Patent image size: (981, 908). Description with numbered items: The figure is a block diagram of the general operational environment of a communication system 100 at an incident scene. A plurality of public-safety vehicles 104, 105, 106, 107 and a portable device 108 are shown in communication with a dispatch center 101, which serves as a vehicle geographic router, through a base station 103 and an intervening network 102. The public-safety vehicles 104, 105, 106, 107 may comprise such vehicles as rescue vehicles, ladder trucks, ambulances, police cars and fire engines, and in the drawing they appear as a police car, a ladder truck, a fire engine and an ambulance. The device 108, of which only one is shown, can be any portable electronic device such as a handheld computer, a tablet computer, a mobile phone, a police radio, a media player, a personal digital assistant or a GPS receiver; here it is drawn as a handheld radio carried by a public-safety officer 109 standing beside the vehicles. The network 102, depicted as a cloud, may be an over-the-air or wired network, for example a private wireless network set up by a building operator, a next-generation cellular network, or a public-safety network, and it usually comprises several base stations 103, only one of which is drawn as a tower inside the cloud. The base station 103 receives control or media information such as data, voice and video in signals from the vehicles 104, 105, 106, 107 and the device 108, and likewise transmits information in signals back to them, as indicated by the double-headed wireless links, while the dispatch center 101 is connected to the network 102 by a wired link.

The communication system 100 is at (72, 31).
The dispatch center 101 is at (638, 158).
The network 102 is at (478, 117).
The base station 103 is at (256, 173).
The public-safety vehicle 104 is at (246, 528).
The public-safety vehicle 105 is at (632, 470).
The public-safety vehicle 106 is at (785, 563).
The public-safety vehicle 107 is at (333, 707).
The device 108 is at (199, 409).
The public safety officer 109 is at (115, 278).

_Exercise task_
Rewrite the listing above as a Markdown table with two columns, Row and Listing line, giving each line its own numbered row and omitting blank lines.

_Task output_
| Row | Listing line |
|---|---|
| 1 | Patent image size: (981, 908). Description with numbered items: The figure is a block diagram of the general operational environment of a communication system 100 at an incident scene. A plurality of public-safety vehicles 104, 105, 106, 107 and a portable device 108 are shown in communication with a dispatch center 101, which serves as a vehicle geographic router, through a base station 103 and an intervening network 102. The public-safety vehicles 104, 105, 106, 107 may comprise such vehicles as rescue vehicles, ladder trucks, ambulances, police cars and fire engines, and in the drawing they appear as a police car, a ladder truck, a fire engine and an ambulance. The device 108, of which only one is shown, can be any portable electronic device such as a handheld computer, a tablet computer, a mobile phone, a police radio, a media player, a personal digital assistant or a GPS receiver; here it is drawn as a handheld radio carried by a public-safety officer 109 standing beside the vehicles. The network 102, depicted as a cloud, may be an over-the-air or wired network, for example a private wireless network set up by a building operator, a next-generation cellular network, or a public-safety network, and it usually comprises several base stations 103, only one of which is drawn as a tower inside the cloud. The base station 103 receives control or media information such as data, voice and video in signals from the vehicles 104, 105, 106, 107 and the device 108, and likewise transmits information in signals back to them, as indicated by the double-headed wireless links, while the dispatch center 101 is connected to the network 102 by a wired link. |
| 2 | The communication system 100 is at (72, 31). |
| 3 | The dispatch center 101 is at (638, 158). |
| 4 | The network 102 is at (478, 117). |
| 5 | The base station 103 is at (256, 173). |
| 6 | The public-safety vehicle 104 is at (246, 528). |
| 7 | The public-safety vehicle 105 is at (632, 470). |
| 8 | The public-safety vehicle 106 is at (785, 563). |
| 9 | The public-safety vehicle 107 is at (333, 707). |
| 10 | The device 108 is at (199, 409). |
| 11 | The public safety officer 109 is at (115, 278). |